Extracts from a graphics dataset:
────────────────────
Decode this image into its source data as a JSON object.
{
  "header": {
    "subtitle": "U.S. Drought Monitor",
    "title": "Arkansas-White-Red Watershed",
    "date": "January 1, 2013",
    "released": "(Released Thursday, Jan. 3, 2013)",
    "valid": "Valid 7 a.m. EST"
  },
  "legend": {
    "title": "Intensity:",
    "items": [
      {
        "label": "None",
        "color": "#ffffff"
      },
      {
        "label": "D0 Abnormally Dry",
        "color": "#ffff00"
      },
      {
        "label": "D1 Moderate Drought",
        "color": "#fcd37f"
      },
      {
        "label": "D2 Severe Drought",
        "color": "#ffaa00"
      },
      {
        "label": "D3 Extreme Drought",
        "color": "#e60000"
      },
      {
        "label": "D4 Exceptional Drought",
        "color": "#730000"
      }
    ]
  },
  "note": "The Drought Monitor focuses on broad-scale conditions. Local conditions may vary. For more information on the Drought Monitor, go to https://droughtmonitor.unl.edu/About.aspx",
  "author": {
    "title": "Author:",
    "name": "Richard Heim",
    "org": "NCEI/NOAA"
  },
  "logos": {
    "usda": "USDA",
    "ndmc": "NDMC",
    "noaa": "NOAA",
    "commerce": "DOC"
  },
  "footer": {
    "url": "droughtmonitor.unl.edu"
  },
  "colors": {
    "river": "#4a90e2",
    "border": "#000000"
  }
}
────────────────────
What is asked:
Restate the whole listing exactly.

Written answer:
Decode this image into its source data as a JSON object.
{
  "header": {
    "subtitle": "U.S. Drought Monitor",
    "title": "Arkansas-White-Red Watershed",
    "date": "January 1, 2013",
    "released": "(Released Thursday, Jan. 3, 2013)",
    "valid": "Valid 7 a.m. EST"
  },
  "legend": {
    "title": "Intensity:",
    "items": [
      {
        "label": "None",
        "color": "#ffffff"
      },
      {
        "label": "D0 Abnormally Dry",
        "color": "#ffff00"
      },
      {
        "label": "D1 Moderate Drought",
        "color": "#fcd37f"
      },
      {
        "label": "D2 Severe Drought",
        "color": "#ffaa00"
      },
      {
        "label": "D3 Extreme Drought",
        "color": "#e60000"
      },
      {
        "label": "D4 Exceptional Drought",
        "color": "#730000"
      }
    ]
  },
  "note": "The Drought Monitor focuses on broad-scale conditions. Local conditions may vary. For more information on the Drought Monitor, go to https://droughtmonitor.unl.edu/About.aspx",
  "author": {
    "title": "Author:",
    "name": "Richard Heim",
    "org": "NCEI/NOAA"
  },
  "logos": {
    "usda": "USDA",
    "ndmc": "NDMC",
    "noaa": "NOAA",
    "commerce": "DOC"
  },
  "footer": {
    "url": "droughtmonitor.unl.edu"
  },
  "colors": {
    "river": "#4a90e2",
    "border": "#000000"
  }
}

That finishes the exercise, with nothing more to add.